(WRITTEN TASK A)
In the post about single women over 40, rewrite the passage that begins at "Great mothers, they" and stops after "catch' by many.", substituting "careers" for "professions".

(TEXT BLOCK)
— Start —
When it comes to single women over 40 and their search for 'that special guy', maybe the good guys do win in the end.
I've been pondering this of late since 2 good friends of mine are going through strikingly similar situations when it comes to finding that 'relationship'. Their stories are so exact in their timing and situations that it's eerie, especially since we all live in different cities and these women are unaware of the others existence.
Here's the dish . . .
Great mothers, they both raised children while balancing work, and are now accomplished in their chosen professions. They're fit, good looking, happy, confident, divorced, and in their mid to late 40's. Their children are late teens and beyond. They would be considered 'a great catch' by many.
— End —
(EXERCISE DATA)
— Start —
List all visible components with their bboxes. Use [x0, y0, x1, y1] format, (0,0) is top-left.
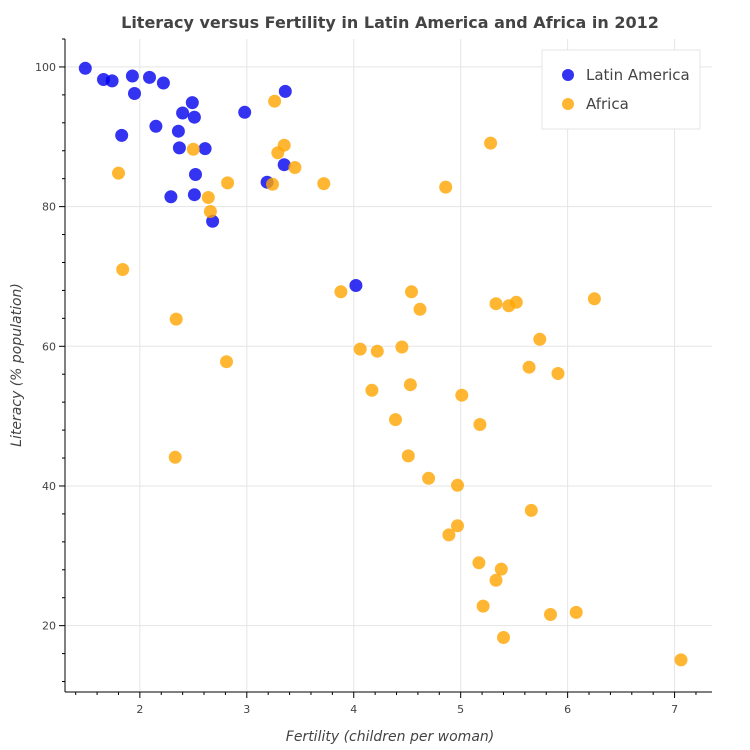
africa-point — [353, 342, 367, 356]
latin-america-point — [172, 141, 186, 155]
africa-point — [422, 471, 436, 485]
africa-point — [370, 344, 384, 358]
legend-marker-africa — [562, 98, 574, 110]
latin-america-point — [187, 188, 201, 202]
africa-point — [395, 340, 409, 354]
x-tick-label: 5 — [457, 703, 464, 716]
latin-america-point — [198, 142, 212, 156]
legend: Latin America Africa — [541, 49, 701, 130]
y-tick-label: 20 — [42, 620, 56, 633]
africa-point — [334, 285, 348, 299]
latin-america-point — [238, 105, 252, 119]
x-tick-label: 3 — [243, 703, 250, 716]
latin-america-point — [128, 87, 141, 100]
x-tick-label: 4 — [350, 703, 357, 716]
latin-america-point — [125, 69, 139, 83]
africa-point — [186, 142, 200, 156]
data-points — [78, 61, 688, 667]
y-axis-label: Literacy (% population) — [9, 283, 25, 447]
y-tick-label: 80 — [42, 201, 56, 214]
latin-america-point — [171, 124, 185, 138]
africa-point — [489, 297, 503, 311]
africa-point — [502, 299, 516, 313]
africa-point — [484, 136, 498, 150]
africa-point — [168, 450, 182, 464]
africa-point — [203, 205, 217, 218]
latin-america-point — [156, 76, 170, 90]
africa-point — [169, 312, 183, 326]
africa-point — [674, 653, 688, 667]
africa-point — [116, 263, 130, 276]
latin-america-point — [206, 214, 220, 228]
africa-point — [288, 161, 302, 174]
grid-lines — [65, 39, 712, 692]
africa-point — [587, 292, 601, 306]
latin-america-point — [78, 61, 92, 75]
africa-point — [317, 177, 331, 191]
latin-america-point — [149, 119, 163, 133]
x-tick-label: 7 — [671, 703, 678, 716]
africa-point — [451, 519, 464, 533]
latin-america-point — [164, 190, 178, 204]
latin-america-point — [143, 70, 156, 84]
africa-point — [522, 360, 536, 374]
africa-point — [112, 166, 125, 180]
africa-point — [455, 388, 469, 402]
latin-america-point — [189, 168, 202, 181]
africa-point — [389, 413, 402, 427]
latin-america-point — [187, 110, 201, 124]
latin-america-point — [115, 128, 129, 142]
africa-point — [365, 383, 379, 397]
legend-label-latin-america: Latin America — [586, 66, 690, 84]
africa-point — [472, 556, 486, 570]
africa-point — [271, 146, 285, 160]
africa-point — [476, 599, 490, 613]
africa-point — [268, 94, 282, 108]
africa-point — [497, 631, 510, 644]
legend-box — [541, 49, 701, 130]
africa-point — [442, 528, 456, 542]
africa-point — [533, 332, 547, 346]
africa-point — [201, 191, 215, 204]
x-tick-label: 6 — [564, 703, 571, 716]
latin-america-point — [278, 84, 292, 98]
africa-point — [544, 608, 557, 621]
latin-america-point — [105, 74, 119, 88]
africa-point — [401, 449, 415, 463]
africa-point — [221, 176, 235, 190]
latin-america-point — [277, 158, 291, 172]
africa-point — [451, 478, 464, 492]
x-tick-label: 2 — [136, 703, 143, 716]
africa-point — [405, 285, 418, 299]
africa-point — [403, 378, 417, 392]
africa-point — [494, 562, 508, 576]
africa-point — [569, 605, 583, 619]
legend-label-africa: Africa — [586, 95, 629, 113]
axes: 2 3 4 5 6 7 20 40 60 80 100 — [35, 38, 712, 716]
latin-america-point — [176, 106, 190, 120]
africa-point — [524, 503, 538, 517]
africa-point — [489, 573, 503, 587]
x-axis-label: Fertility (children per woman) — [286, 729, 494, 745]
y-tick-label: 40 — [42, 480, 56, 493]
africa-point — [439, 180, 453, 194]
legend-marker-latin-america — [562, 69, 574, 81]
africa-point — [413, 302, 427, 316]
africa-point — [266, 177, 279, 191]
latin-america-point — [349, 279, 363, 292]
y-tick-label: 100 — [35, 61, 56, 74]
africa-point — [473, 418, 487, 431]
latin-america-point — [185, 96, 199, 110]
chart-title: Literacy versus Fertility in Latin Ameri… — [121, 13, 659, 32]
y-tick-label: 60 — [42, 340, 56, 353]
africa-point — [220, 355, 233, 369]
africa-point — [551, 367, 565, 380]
— End —
— Start —
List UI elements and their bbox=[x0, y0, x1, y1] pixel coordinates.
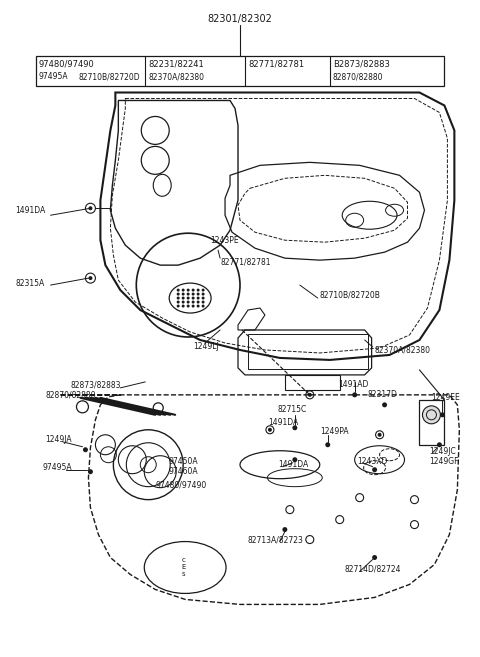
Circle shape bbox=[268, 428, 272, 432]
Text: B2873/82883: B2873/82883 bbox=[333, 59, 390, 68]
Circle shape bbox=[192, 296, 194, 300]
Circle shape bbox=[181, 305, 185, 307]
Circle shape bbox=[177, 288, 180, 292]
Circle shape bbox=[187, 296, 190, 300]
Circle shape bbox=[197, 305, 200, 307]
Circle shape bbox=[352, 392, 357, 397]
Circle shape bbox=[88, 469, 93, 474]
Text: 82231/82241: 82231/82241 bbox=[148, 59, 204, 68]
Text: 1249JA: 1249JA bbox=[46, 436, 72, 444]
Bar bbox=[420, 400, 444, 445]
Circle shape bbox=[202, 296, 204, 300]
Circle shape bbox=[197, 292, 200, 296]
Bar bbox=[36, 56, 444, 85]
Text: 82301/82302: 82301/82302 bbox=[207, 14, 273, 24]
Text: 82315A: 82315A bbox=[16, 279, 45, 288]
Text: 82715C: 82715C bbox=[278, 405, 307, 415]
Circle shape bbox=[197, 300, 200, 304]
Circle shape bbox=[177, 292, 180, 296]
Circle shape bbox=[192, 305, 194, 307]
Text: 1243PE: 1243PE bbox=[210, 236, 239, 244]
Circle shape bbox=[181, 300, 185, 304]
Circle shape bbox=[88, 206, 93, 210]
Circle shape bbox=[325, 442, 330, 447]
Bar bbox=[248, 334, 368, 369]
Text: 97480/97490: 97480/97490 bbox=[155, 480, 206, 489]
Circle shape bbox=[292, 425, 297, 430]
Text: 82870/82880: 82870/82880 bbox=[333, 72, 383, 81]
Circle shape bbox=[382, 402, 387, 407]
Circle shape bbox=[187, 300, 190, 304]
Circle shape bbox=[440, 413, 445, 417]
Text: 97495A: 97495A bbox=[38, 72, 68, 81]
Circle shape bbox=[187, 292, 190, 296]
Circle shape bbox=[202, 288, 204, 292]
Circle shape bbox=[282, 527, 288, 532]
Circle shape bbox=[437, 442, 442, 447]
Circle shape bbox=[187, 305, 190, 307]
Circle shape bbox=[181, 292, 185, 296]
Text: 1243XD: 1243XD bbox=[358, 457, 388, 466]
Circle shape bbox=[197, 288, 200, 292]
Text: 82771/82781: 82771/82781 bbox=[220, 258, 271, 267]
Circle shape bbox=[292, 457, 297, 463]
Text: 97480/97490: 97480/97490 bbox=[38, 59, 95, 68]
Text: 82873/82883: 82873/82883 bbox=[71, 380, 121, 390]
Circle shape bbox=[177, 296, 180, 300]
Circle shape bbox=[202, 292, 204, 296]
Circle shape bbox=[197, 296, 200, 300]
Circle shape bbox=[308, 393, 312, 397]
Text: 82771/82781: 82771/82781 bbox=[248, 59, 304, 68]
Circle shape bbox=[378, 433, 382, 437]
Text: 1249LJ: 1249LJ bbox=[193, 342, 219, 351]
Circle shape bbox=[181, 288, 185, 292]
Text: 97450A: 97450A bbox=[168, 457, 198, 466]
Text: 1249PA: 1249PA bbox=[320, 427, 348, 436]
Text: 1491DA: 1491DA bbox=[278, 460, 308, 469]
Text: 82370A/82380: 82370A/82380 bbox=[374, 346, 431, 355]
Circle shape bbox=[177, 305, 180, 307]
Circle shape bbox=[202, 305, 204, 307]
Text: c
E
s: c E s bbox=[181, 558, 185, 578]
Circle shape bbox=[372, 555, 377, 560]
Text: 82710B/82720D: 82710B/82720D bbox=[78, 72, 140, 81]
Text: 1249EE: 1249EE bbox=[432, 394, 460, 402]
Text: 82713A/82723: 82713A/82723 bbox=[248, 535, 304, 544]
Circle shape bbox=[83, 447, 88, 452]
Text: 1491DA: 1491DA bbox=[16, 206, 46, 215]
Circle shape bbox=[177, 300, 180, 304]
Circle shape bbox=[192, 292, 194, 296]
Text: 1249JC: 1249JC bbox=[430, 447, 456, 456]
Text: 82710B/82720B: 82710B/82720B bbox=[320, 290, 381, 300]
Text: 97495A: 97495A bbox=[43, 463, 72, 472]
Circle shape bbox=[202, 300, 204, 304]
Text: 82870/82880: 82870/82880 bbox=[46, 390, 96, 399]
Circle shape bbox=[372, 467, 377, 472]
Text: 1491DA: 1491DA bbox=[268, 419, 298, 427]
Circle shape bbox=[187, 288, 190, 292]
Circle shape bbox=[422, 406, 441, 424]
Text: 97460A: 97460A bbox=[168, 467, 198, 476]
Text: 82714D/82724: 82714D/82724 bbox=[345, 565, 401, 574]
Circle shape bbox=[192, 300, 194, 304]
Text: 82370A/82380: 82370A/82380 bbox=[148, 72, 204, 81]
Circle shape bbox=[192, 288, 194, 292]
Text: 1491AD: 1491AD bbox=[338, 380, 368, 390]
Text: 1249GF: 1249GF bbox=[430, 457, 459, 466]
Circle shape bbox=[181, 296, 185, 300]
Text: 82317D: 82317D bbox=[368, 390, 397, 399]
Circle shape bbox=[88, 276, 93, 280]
— End —
(WRITTEN TASK B)
Pull out each line of the records that contains the string "their".

(TASK OUTPUT A)
Great mothers, they both raised children while balancing work, and are now accomplished in their chosen careers. They're fit, good looking, happy, confident, divorced, and in their mid to late 40's. Their children are late teens and beyond. They would be considered 'a great catch' by many.

(TASK OUTPUT B)
List all visible components with their bboxes. Use [x0, y0, x1, y1] format, (0,0) is top-left.
List UI elements and their bbox=[x0, y0, x1, y1] pixel coordinates.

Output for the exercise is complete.